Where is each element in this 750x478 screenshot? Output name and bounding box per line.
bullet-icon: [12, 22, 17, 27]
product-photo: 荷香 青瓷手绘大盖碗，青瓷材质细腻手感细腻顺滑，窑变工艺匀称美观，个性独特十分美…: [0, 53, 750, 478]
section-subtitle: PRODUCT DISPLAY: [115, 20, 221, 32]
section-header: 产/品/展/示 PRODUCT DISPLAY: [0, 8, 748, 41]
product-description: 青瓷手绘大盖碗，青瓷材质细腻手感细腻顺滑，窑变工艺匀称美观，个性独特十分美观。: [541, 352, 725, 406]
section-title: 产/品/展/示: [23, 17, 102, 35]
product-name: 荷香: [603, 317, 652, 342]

__________

EXERCISE DESCRIPTION -
Update the data by replacing each occurrence of "PRODUCT DISPLAY" with "PRODUCT SHOWCASE", and leave everything else unchanged.

WRITTEN SOLUTION -
Where is each element in this 750x478 screenshot? Output name and bounding box per line.
bullet-icon: [12, 22, 17, 27]
product-photo: 荷香 青瓷手绘大盖碗，青瓷材质细腻手感细腻顺滑，窑变工艺匀称美观，个性独特十分美…: [0, 53, 750, 478]
section-subtitle: PRODUCT SHOWCASE: [115, 20, 221, 32]
section-header: 产/品/展/示 PRODUCT SHOWCASE: [0, 8, 748, 41]
product-description: 青瓷手绘大盖碗，青瓷材质细腻手感细腻顺滑，窑变工艺匀称美观，个性独特十分美观。: [541, 352, 725, 406]
section-title: 产/品/展/示: [23, 17, 102, 35]
product-name: 荷香: [603, 317, 652, 342]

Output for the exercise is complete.